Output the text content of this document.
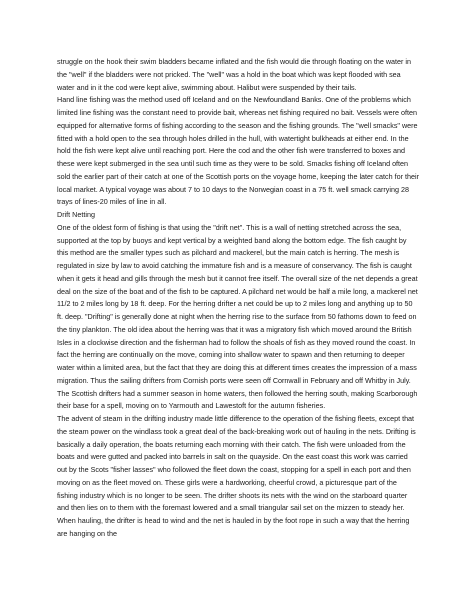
struggle on the hook their swim bladders became inflated and the fish would die through floating on the water in the "well" if the bladders were not pricked. The "well" was a hold in the boat which was kept flooded with sea water and in it the cod were kept alive, swimming about. Halibut were suspended by their tails.

Hand line fishing was the method used off Iceland and on the Newfoundland Banks. One of the problems which limited line fishing was the constant need to provide bait, whereas net fishing required no bait. Vessels were often equipped for alternative forms of fishing according to the season and the fishing grounds. The "well smacks" were fitted with a hold open to the sea through holes drilled in the hull, with watertight bulkheads at either end. In the hold the fish were kept alive until reaching port. Here the cod and the other fish were transferred to boxes and these were kept submerged in the sea until such time as they were to be sold. Smacks fishing off Iceland often sold the earlier part of their catch at one of the Scottish ports on the voyage home, keeping the later catch for their local market. A typical voyage was about 7 to 10 days to the Norwegian coast in a 75 ft. well smack carrying 28 trays of lines-20 miles of line in all.

Drift Netting

One of the oldest form of fishing is that using the "drift net". This is a wall of netting stretched across the sea, supported at the top by buoys and kept vertical by a weighted band along the bottom edge. The fish caught by this method are the smaller types such as pilchard and mackerel, but the main catch is herring. The mesh is regulated in size by law to avoid catching the immature fish and is a measure of conservancy. The fish is caught when it gets it head and gills through the mesh but it cannot free itself. The overall size of the net depends a great deal on the size of the boat and of the fish to be captured. A pilchard net would be half a mile long, a mackerel net 11/2 to 2 miles long by 18 ft. deep. For the herring drifter a net could be up to 2 miles long and anything up to 50 ft. deep. "Drifting" is generally done at night when the herring rise to the surface from 50 fathoms down to feed on the tiny plankton. The old idea about the herring was that it was a migratory fish which moved around the British Isles in a clockwise direction and the fisherman had to follow the shoals of fish as they moved round the coast. In fact the herring are continually on the move, coming into shallow water to spawn and then returning to deeper water within a limited area, but the fact that they are doing this at different times creates the impression of a mass migration. Thus the sailing drifters from Cornish ports were seen off Cornwall in February and off Whitby in July. The Scottish drifters had a summer season in home waters, then followed the herring south, making Scarborough their base for a spell, moving on to Yarmouth and Lawestoft for the autumn fisheries.

The advent of steam in the drifting industry made little difference to the operation of the fishing fleets, except that the steam power on the windlass took a great deal of the back-breaking work out of hauling in the nets. Drifting is basically a daily operation, the boats returning each morning with their catch. The fish were unloaded from the boats and were gutted and packed into barrels in salt on the quayside. On the east coast this work was carried out by the Scots "fisher lasses" who followed the fleet down the coast, stopping for a spell in each port and then moving on as the fleet moved on. These girls were a hardworking, cheerful crowd, a picturesque part of the fishing industry which is no longer to be seen. The drifter shoots its nets with the wind on the starboard quarter and then lies on to them with the foremast lowered and a small triangular sail set on the mizzen to steady her. When hauling, the drifter is head to wind and the net is hauled in by the foot rope in such a way that the herring are hanging on the
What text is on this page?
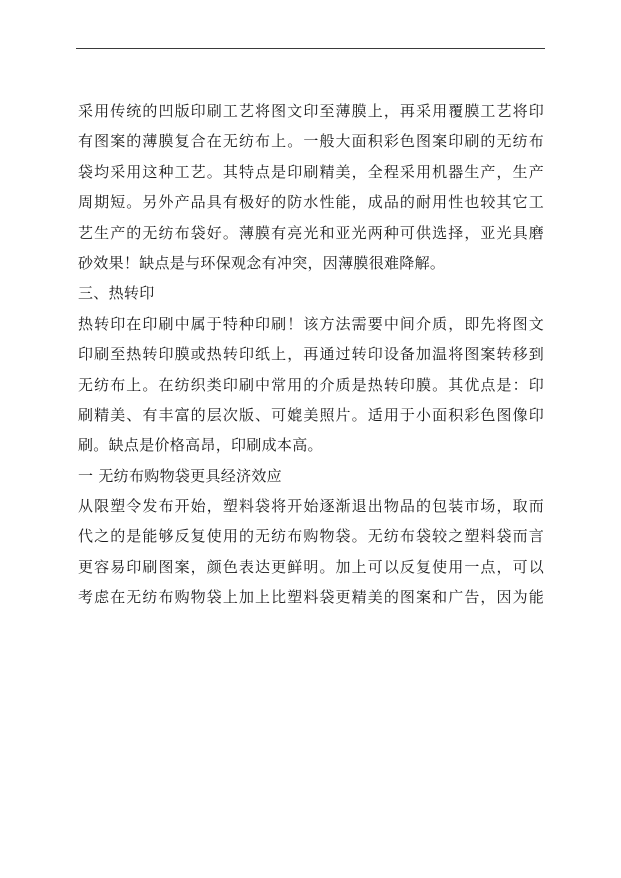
采用传统的凹版印刷工艺将图文印至薄膜上，再采用覆膜工艺将印
有图案的薄膜复合在无纺布上。一般大面积彩色图案印刷的无纺布
袋均采用这种工艺。其特点是印刷精美，全程采用机器生产，生产
周期短。另外产品具有极好的防水性能，成品的耐用性也较其它工
艺生产的无纺布袋好。薄膜有亮光和亚光两种可供选择，亚光具磨
砂效果！缺点是与环保观念有冲突，因薄膜很难降解。
三、热转印
热转印在印刷中属于特种印刷！该方法需要中间介质，即先将图文
印刷至热转印膜或热转印纸上，再通过转印设备加温将图案转移到
无纺布上。在纺织类印刷中常用的介质是热转印膜。其优点是：印
刷精美、有丰富的层次版、可媲美照片。适用于小面积彩色图像印
刷。缺点是价格高昂，印刷成本高。
一 无纺布购物袋更具经济效应
从限塑令发布开始，塑料袋将开始逐渐退出物品的包装市场，取而
代之的是能够反复使用的无纺布购物袋。无纺布袋较之塑料袋而言
更容易印刷图案，颜色表达更鲜明。加上可以反复使用一点，可以
考虑在无纺布购物袋上加上比塑料袋更精美的图案和广告，因为能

» **PROBLEM TO SOLVE**: Write out all the entries word for word, but skip any images.

» **SOLUTION BELOW**:
Output the text content of this document.
struggle on the hook their swim bladders became inflated and the fish would die through floating on the water in the "well" if the bladders were not pricked. The "well" was a hold in the boat which was kept flooded with sea water and in it the cod were kept alive, swimming about. Halibut were suspended by their tails.

Hand line fishing was the method used off Iceland and on the Newfoundland Banks. One of the problems which limited line fishing was the constant need to provide bait, whereas net fishing required no bait. Vessels were often equipped for alternative forms of fishing according to the season and the fishing grounds. The "well smacks" were fitted with a hold open to the sea through holes drilled in the hull, with watertight bulkheads at either end. In the hold the fish were kept alive until reaching port. Here the cod and the other fish were transferred to boxes and these were kept submerged in the sea until such time as they were to be sold. Smacks fishing off Iceland often sold the earlier part of their catch at one of the Scottish ports on the voyage home, keeping the later catch for their local market. A typical voyage was about 7 to 10 days to the Norwegian coast in a 75 ft. well smack carrying 28 trays of lines-20 miles of line in all.

Drift Netting

One of the oldest form of fishing is that using the "drift net". This is a wall of netting stretched across the sea, supported at the top by buoys and kept vertical by a weighted band along the bottom edge. The fish caught by this method are the smaller types such as pilchard and mackerel, but the main catch is herring. The mesh is regulated in size by law to avoid catching the immature fish and is a measure of conservancy. The fish is caught when it gets it head and gills through the mesh but it cannot free itself. The overall size of the net depends a great deal on the size of the boat and of the fish to be captured. A pilchard net would be half a mile long, a mackerel net 11/2 to 2 miles long by 18 ft. deep. For the herring drifter a net could be up to 2 miles long and anything up to 50 ft. deep. "Drifting" is generally done at night when the herring rise to the surface from 50 fathoms down to feed on the tiny plankton. The old idea about the herring was that it was a migratory fish which moved around the British Isles in a clockwise direction and the fisherman had to follow the shoals of fish as they moved round the coast. In fact the herring are continually on the move, coming into shallow water to spawn and then returning to deeper water within a limited area, but the fact that they are doing this at different times creates the impression of a mass migration. Thus the sailing drifters from Cornish ports were seen off Cornwall in February and off Whitby in July. The Scottish drifters had a summer season in home waters, then followed the herring south, making Scarborough their base for a spell, moving on to Yarmouth and Lawestoft for the autumn fisheries.

The advent of steam in the drifting industry made little difference to the operation of the fishing fleets, except that the steam power on the windlass took a great deal of the back-breaking work out of hauling in the nets. Drifting is basically a daily operation, the boats returning each morning with their catch. The fish were unloaded from the boats and were gutted and packed into barrels in salt on the quayside. On the east coast this work was carried out by the Scots "fisher lasses" who followed the fleet down the coast, stopping for a spell in each port and then moving on as the fleet moved on. These girls were a hardworking, cheerful crowd, a picturesque part of the fishing industry which is no longer to be seen. The drifter shoots its nets with the wind on the starboard quarter and then lies on to them with the foremast lowered and a small triangular sail set on the mizzen to steady her. When hauling, the drifter is head to wind and the net is hauled in by the foot rope in such a way that the herring are hanging on the
What text is on this page?
采用传统的凹版印刷工艺将图文印至薄膜上，再采用覆膜工艺将印
有图案的薄膜复合在无纺布上。一般大面积彩色图案印刷的无纺布
袋均采用这种工艺。其特点是印刷精美，全程采用机器生产，生产
周期短。另外产品具有极好的防水性能，成品的耐用性也较其它工
艺生产的无纺布袋好。薄膜有亮光和亚光两种可供选择，亚光具磨
砂效果！缺点是与环保观念有冲突，因薄膜很难降解。
三、热转印
热转印在印刷中属于特种印刷！该方法需要中间介质，即先将图文
印刷至热转印膜或热转印纸上，再通过转印设备加温将图案转移到
无纺布上。在纺织类印刷中常用的介质是热转印膜。其优点是：印
刷精美、有丰富的层次版、可媲美照片。适用于小面积彩色图像印
刷。缺点是价格高昂，印刷成本高。
一 无纺布购物袋更具经济效应
从限塑令发布开始，塑料袋将开始逐渐退出物品的包装市场，取而
代之的是能够反复使用的无纺布购物袋。无纺布袋较之塑料袋而言
更容易印刷图案，颜色表达更鲜明。加上可以反复使用一点，可以
考虑在无纺布购物袋上加上比塑料袋更精美的图案和广告，因为能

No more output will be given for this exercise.